(EXCERPT TO READ)
Thursday, January 22, 2015

Marriage Is Hard... and Wonderful

As we're approaching Tracey Ann's first birthday, Hubby and I both agree this has been the fastest year of our lives.  No question.  Raising a child makes time fly.

As I reflect on this year, I, obviously, adore our daughter and am so proud and joyful about the little girl she is becoming, but I think more than that, I find myself reflecting on Hubby and my marriage and the changes the marriage has had to withstand in the past 12 months.

Adding a baby to a marriage is not a bad thing... it's a wonderful thing, but it's a hard thing.  I can't pinpoint the "one" thing about having a baby that changes a marriage, but the simple fact is that the whole is greater than the sum of the parts.  Adding a baby to marriage is more complicated than two plus one makes three.

By adding a baby to our marriage --
  • our differences were made new, again -- the differences that we brought into the marriage and had spent the last 2.5 years learning to handle, now were back, and bigger than ever
  • our selfishness was realized -- speaking just for Hubby and myself, I think neither of us realized how selfish we were allowed to be as married adults without children.  We really made our own rules and ran our own show -- no longer once our baby arrived
  • our ways of coping with stress were revealed, and we were made to cooperate as we worked as a team to keep our infant healthy and happy
  • our time together was shortened, interrupted, or utterly nonexistent for long stretches of time (remember how I said time flies)

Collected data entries
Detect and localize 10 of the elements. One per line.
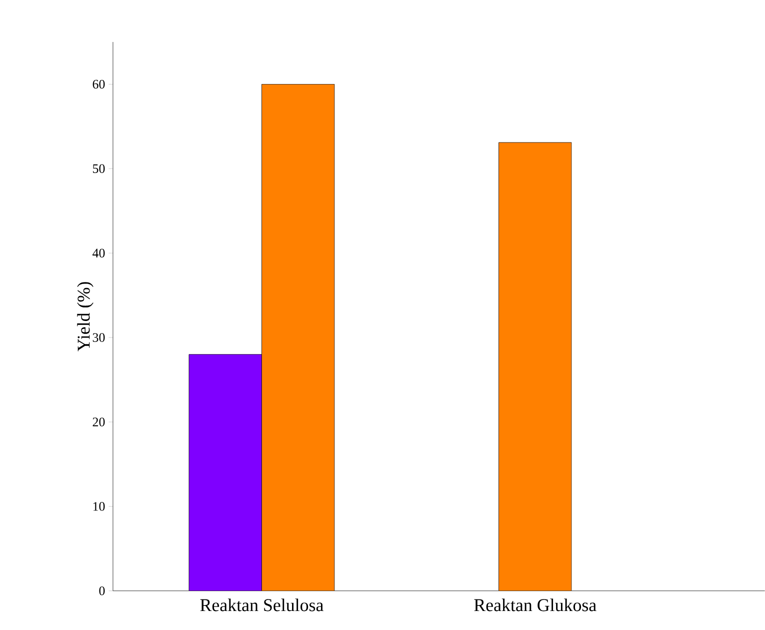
y-tick-label: 20 <box>92 418 105 426</box>
y-tick-label: 30 <box>92 333 105 342</box>
y-axis-title: Yield (%) <box>77 282 94 352</box>
y-tick-label: 40 <box>92 248 105 258</box>
x-tick-label: Reaktan Selulosa <box>200 598 324 612</box>
y-tick-label: 10 <box>93 502 105 511</box>
y-tick-label: 0 <box>99 586 105 596</box>
y-tick-label: 60 <box>92 80 105 89</box>
y-tick-label: 50 <box>93 164 105 174</box>
x-tick-label: Reaktan Glukosa <box>474 598 596 612</box>
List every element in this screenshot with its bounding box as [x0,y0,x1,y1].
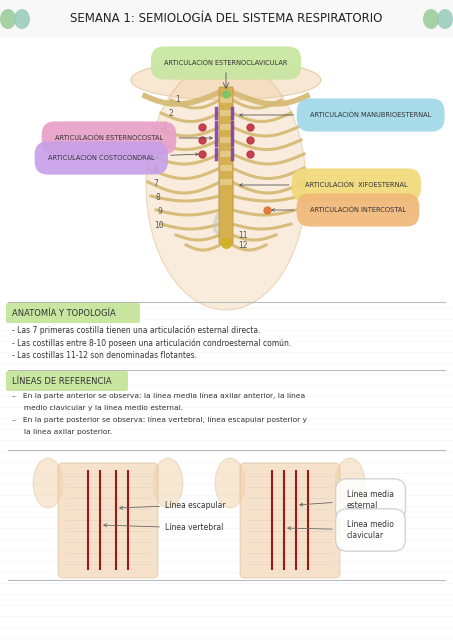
Text: 5: 5 [153,150,158,159]
Ellipse shape [153,458,183,508]
FancyBboxPatch shape [240,463,340,578]
Ellipse shape [146,60,306,310]
FancyBboxPatch shape [219,87,233,244]
FancyBboxPatch shape [0,0,453,38]
Text: ARTICULACIÓN MANUBRIOESTERNAL: ARTICULACIÓN MANUBRIOESTERNAL [240,112,431,118]
Text: la línea axilar posterior.: la línea axilar posterior. [12,429,112,435]
Ellipse shape [14,9,30,29]
Text: –   En la parte posterior se observa: línea vertebral, línea escapular posterior: – En la parte posterior se observa: líne… [12,417,307,423]
FancyBboxPatch shape [220,179,232,185]
Ellipse shape [423,9,439,29]
Text: 2: 2 [168,109,173,118]
FancyBboxPatch shape [220,110,232,116]
Text: –   En la parte anterior se observa: la línea media línea axilar anterior, la lí: – En la parte anterior se observa: la lí… [12,393,305,399]
FancyBboxPatch shape [220,151,232,157]
Ellipse shape [335,458,365,508]
Text: 1: 1 [175,95,180,104]
Text: Línea media
esternal: Línea media esternal [300,490,394,509]
Text: 7: 7 [153,179,158,188]
Ellipse shape [131,60,321,100]
Text: - Las costillas 11-12 son denominadas flotantes.: - Las costillas 11-12 son denominadas fl… [12,351,197,360]
Text: 6: 6 [153,164,158,173]
FancyBboxPatch shape [220,137,232,143]
Ellipse shape [0,9,16,29]
Text: 11: 11 [238,232,247,241]
FancyBboxPatch shape [220,165,232,171]
FancyBboxPatch shape [220,124,232,130]
Text: Línea vertebral: Línea vertebral [104,524,223,532]
FancyBboxPatch shape [0,38,453,300]
Text: 10: 10 [154,221,164,230]
FancyBboxPatch shape [6,303,140,323]
Text: Línea medio
clavicular: Línea medio clavicular [288,520,394,540]
FancyBboxPatch shape [58,463,158,578]
Ellipse shape [437,9,453,29]
Text: - Las costillas entre 8-10 poseen una articulación condroesternal común.: - Las costillas entre 8-10 poseen una ar… [12,339,291,348]
Text: ARTICULACIÓN  XIFOESTERNAL: ARTICULACIÓN XIFOESTERNAL [240,182,408,188]
Text: 3: 3 [161,122,166,131]
Text: 12: 12 [238,241,247,250]
Text: ANATOMÍA Y TOPOLOGÍA: ANATOMÍA Y TOPOLOGÍA [12,308,116,317]
Text: 8: 8 [155,193,160,202]
FancyBboxPatch shape [6,371,128,391]
Text: LÍNEAS DE REFERENCIA: LÍNEAS DE REFERENCIA [12,376,111,385]
Text: SEMANA 1: SEMIOLOGÍA DEL SISTEMA RESPIRATORIO: SEMANA 1: SEMIOLOGÍA DEL SISTEMA RESPIRA… [70,13,382,26]
Text: 9: 9 [157,207,162,216]
FancyBboxPatch shape [220,97,232,103]
Text: 4: 4 [157,136,162,145]
Text: ARTICULACIÓN ESTERNOCLAVICULAR: ARTICULACIÓN ESTERNOCLAVICULAR [164,60,288,67]
Ellipse shape [215,458,245,508]
Text: ARTICULACIÓN ESTERNOCOSTAL: ARTICULACIÓN ESTERNOCOSTAL [55,135,212,141]
Text: ARTICULACIÓN INTERCOSTAL: ARTICULACIÓN INTERCOSTAL [272,207,406,213]
Ellipse shape [33,458,63,508]
Text: - Las 7 primeras costilla tienen una articulación esternal directa.: - Las 7 primeras costilla tienen una art… [12,325,260,335]
Text: ARTICULACIÓN COSTOCONDRAL: ARTICULACIÓN COSTOCONDRAL [48,153,198,161]
Text: Línea escapular: Línea escapular [120,500,226,509]
Text: medio clavicular y la línea medio esternal.: medio clavicular y la línea medio estern… [12,404,183,412]
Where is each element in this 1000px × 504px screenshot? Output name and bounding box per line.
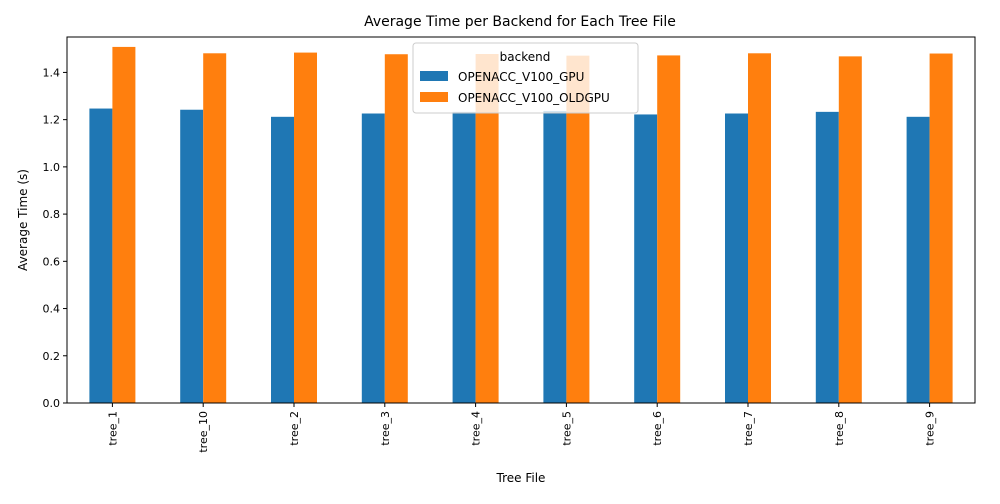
bar-openacc_v100_gpu-tree_7 [725,113,748,404]
x-tick-label: tree_9 [924,411,937,446]
legend-title: backend [500,50,551,64]
bar-openacc_v100_gpu-tree_1 [89,108,113,404]
y-tick-label: 0.2 [43,350,61,363]
legend: backend OPENACC_V100_GPU OPENACC_V100_OLD… [412,42,639,114]
y-tick-label: 0.4 [43,303,61,316]
bar-openacc_v100_oldgpu-tree_3 [384,54,408,403]
x-tick-label: tree_10 [197,411,210,453]
bar-openacc_v100_gpu-tree_4 [452,111,476,403]
bar-openacc_v100_gpu-tree_6 [634,114,658,404]
bar-openacc_v100_gpu-tree_9 [906,116,930,403]
x-tick-label: tree_4 [470,411,483,446]
y-tick-label: 1.0 [43,161,61,174]
bar-openacc_v100_oldgpu-tree_8 [838,56,862,403]
x-tick-label: tree_2 [288,411,301,446]
bar-openacc_v100_gpu-tree_3 [361,113,385,404]
legend-label: OPENACC_V100_OLDGPU [458,91,610,105]
x-axis-label: Tree File [496,471,546,485]
y-axis-label: Average Time (s) [16,169,30,271]
y-tick-label: 0.0 [43,397,61,410]
legend-swatch [420,71,448,81]
bar-openacc_v100_oldgpu-tree_9 [929,53,953,404]
x-axis: tree_1 tree_10 tree_2 tree_3 tree_4 tree_5 tre… [106,403,937,453]
bar-openacc_v100_oldgpu-tree_5 [566,55,590,403]
bar-openacc_v100_oldgpu-tree_2 [294,52,317,404]
plot-frame [66,36,976,404]
bar-openacc_v100_oldgpu-tree_6 [657,55,681,404]
x-tick-label: tree_8 [833,411,846,446]
legend-swatch [420,92,448,102]
x-tick-label: tree_1 [106,411,119,446]
bar-openacc_v100_oldgpu-tree_4 [475,54,499,404]
legend-box [412,42,639,114]
bar-openacc_v100_gpu-tree_2 [271,116,294,403]
y-tick-label: 0.8 [43,208,61,221]
bar-openacc_v100_gpu-tree_10 [180,109,204,403]
x-tick-label: tree_3 [379,411,392,446]
y-tick-label: 1.2 [43,114,61,127]
legend-label: OPENACC_V100_GPU [458,70,584,84]
y-tick-label: 1.4 [43,66,61,79]
chart-title: Average Time per Backend for Each Tree F… [364,14,676,30]
bar-openacc_v100_oldgpu-tree_7 [748,53,771,403]
bar-openacc_v100_oldgpu-tree_10 [203,53,227,403]
bar-openacc_v100_oldgpu-tree_1 [112,46,136,403]
y-tick-label: 0.6 [43,255,61,268]
bar-openacc_v100_gpu-tree_5 [543,110,567,403]
bars-layer [89,46,953,404]
bar-openacc_v100_gpu-tree_8 [815,111,839,403]
x-tick-label: tree_6 [651,411,664,446]
x-tick-label: tree_5 [560,411,573,446]
y-axis: 0.0 0.2 0.4 0.6 0.8 1.0 1.2 1.4 [43,66,67,410]
x-tick-label: tree_7 [742,411,755,446]
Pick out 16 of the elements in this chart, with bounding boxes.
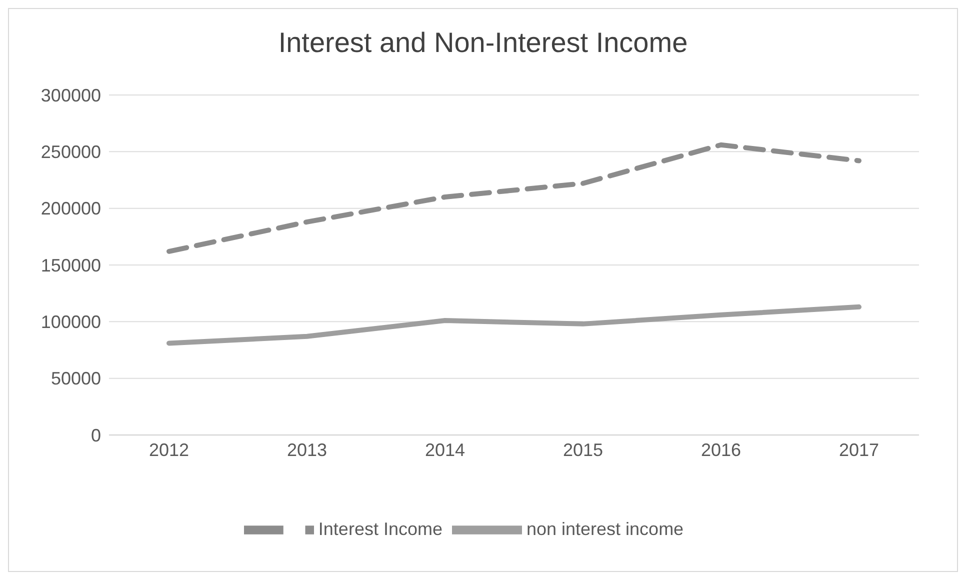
y-tick-label: 250000 (40, 142, 101, 162)
y-tick-label: 100000 (40, 312, 101, 332)
chart-title: Interest and Non-Interest Income (277, 26, 689, 60)
legend-label: Interest Income (318, 518, 442, 539)
y-tick-label: 150000 (40, 255, 101, 276)
legend-label: non interest income (526, 518, 684, 539)
y-tick-label: 50000 (50, 368, 101, 389)
x-tick-label: 2015 (562, 440, 604, 460)
x-tick-label: 2014 (424, 440, 466, 460)
x-tick-label: 2016 (700, 440, 742, 460)
y-tick-label: 200000 (40, 198, 101, 219)
y-tick-label: 0 (90, 425, 101, 446)
x-tick-label: 2013 (286, 440, 328, 460)
x-tick-label: 2017 (838, 440, 880, 460)
x-tick-label: 2012 (148, 440, 190, 460)
y-tick-label: 300000 (40, 85, 101, 106)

(WHAT YOU NEED TO DO) Continue the blog post on how a first baby changed a marriage, starting immediately after its final sentence.

(WRITTEN RESPONSE)
  • little annoyances that were "no big deal" during the first few years of marriage became a very big deal because of outside, stressful factors, and lack of sleep
All of this to say, it became clear to me, during our first few months as parents that when Tracey Ann was born, we did not just get a new job as parents, our marriage would require additional work as well.

Having said all that, this has been a WONDERFUL year.  As I look back, and take stock of the year -- highs and lows and in-betweens, I am so happy, and I'm so proud of the effort that both Chris and I have put into our relationship to make our marriage stronger than ever.

This year, I learned that one of my love languages is Words of Affirmation.  I never thought it was -- after reading the book a few years ago, I thought my love languages were Quality Time and Physical Touch.  Maybe they are... but I REALLY feel loved through Words of Affirmation.  This year, I have had to learn to communicate that to my Hubby, so that he can know what I am needing to hear.  My wonderful Hubby deserves so much credit, because he has listened attentively and made a pointed effort to love me in this way ever since.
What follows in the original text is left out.